▶ _Selected extract_

━━━━━━━━

Bahrain: critics and dissidents still face twin threat of statelessness and deportation

Human rights defenders, journalists and political activists are often arbitrarily made stateless Bahrainis


When we read about displaced people in the press, we usually hear about Syrian refugees fleeing IS or the one person per second displaced by natural disasters. We are less likely to be made aware of those who have become stateless through forced displacement.

Nationality is something most of us take for granted, but for the 10 million people worldwide who are effectively stateless, the issue is much less trivial.

Bahrain, in particular, has intensified the use of stripping citizenship from those who dissent or speak out in protest as a form of punishment. Since 2012 – when the country’s minister of the interior made 31 political activists stateless, many of whom were living in exile – 260 citizens have fallen victim, 208 in 2015 alone. Eleven juveniles, at least two of which have received life sentences, and 30 students are known to be among them.

Nationality is a fundamental right recognised in a series of international legal instruments, including the Universal Declaration of Human Rights and the International Covenant on Civil and Political Rights to which Bahrain is a signatory. The country repeatedly fails to comply with these obligations.

In 2014, new amendments to the country’s 1963 citizenship law further increased the power of the ministry of the interior and gave judges the authority to make anyone convicted under Bahrain’s anti-terrorism act, which fails to properly define terrorism, stateless.

In the case of Sayed Alwadaei, director of advocacy at the Bahraini Institute for Rights and Democracy (BIRD) and 71 others who were deprived of citizenship in January 2015, their “crimes” included vague terms such as “inciting and advocating regime change” to “defaming brotherly countries”.

Speaking to Index on Censorship, Alwadaei said: “Bahrain is setting up a dangerous precedent. No state has rendered as many of its citizens stateless in 2015. These revocations are politically motivated, and are becoming more common because they got away with it in 2012.”

━━━━━━━━

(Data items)
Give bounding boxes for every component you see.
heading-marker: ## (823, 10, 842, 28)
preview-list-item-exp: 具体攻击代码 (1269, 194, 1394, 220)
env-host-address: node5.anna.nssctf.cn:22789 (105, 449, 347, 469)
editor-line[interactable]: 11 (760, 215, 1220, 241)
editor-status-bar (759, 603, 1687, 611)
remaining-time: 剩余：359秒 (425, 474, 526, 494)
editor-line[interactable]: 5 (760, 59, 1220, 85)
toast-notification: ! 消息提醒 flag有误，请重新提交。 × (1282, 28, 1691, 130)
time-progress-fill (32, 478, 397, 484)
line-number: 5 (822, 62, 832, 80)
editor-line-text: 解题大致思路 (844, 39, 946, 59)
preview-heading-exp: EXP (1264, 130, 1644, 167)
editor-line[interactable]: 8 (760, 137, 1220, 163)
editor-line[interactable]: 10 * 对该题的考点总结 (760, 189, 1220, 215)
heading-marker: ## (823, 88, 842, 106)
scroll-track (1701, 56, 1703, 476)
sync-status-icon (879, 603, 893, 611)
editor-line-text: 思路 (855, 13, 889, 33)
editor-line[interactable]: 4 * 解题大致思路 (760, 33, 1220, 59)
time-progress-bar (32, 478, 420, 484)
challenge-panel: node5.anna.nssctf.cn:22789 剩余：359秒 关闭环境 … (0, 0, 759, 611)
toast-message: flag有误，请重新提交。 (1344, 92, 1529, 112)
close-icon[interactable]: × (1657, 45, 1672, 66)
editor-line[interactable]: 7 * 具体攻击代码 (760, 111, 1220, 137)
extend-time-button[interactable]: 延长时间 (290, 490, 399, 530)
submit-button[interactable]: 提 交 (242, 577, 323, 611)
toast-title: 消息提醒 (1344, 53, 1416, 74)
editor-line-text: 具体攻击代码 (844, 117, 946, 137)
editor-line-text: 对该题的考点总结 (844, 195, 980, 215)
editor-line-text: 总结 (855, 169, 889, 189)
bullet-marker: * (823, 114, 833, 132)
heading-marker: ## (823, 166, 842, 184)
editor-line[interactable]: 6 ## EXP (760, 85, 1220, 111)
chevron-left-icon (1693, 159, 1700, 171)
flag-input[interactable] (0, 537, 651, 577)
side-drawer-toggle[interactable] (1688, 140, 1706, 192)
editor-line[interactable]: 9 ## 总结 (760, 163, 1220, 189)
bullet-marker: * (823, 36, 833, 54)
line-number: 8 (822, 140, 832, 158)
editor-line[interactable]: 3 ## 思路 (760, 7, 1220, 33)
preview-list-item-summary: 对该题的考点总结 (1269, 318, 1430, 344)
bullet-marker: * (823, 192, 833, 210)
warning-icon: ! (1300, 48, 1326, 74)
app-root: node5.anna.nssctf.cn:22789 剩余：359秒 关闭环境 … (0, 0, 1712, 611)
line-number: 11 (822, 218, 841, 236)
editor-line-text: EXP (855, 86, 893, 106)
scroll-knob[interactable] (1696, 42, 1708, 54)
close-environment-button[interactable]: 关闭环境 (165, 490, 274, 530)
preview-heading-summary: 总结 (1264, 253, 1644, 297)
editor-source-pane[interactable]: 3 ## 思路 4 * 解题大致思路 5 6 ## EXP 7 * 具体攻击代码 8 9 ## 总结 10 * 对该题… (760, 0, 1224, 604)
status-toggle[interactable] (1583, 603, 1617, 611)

━━━━━━━━

▶ _Your tasks_
• a. According to the article on Bahrain's use of statelessness, how many citizens lost their citizenship in 2015?
• b. Repeat the article on Bahrain's use of statelessness between "Bahrain, in particular, has" and "be among them.", inclusive.
• c. Go on with the article on Bahrain's use of statelessness from the point where it ends.

▶ _Answers by item_
• a. 208 citizens.

• b.
Bahrain, in particular, has intensified the use of stripping citizenship from those who dissent or speak out in protest as a form of punishment. Since 2012 – when the country’s minister of the interior made 31 political activists stateless, many of whom were living in exile – 260 citizens have fallen victim, 208 in 2015 alone. Eleven juveniles, at least two of which have received life sentences, and 30 students are known to be among them.

• c.
“I was targeted because of my activism, and Bahrain considers human rights advocates as terrorists,” he added. “As I was not inside the country to face imprisonment, my nationality was the only way they could inflict pain on me. It was used as a tool to cause the maximum damage to stop my human rights work.”

While Alwadaei has not let the authorities take his identity, it does mean he is now stateless. “For my family, it means my infant son can’t have Bahraini citizenship, although his mother is also Bahraini.”

The danger for those made stateless inside Bahrain’s borders is that they do not have access to jobs, schools or health care and their bank accounts are closed, Alwadaei explains. “The people revoked of citizenship are at high risk of deportation by the court; many already have been under charges of  ‘illegal residency’.”

These instances are also increasing. Between 21 February and 20 March 2016, five stateless Bahrainis were deported. One of these was Hussain Khairallah, whose citizenship had been revoked since 2012. He had been a union organiser and one of the medics who treated wounded protesters during the Bahrain’s Bloody Thursday in February 2011 when security forces launched a pre-dawn raid to clear a protest camp at Pearl Roundabout in Manama.

Anyone speaking out against the authorities faces such risks.

These practices and threats should immediately cease and all those who have fallen victim should have their citizenship restored. It is their right.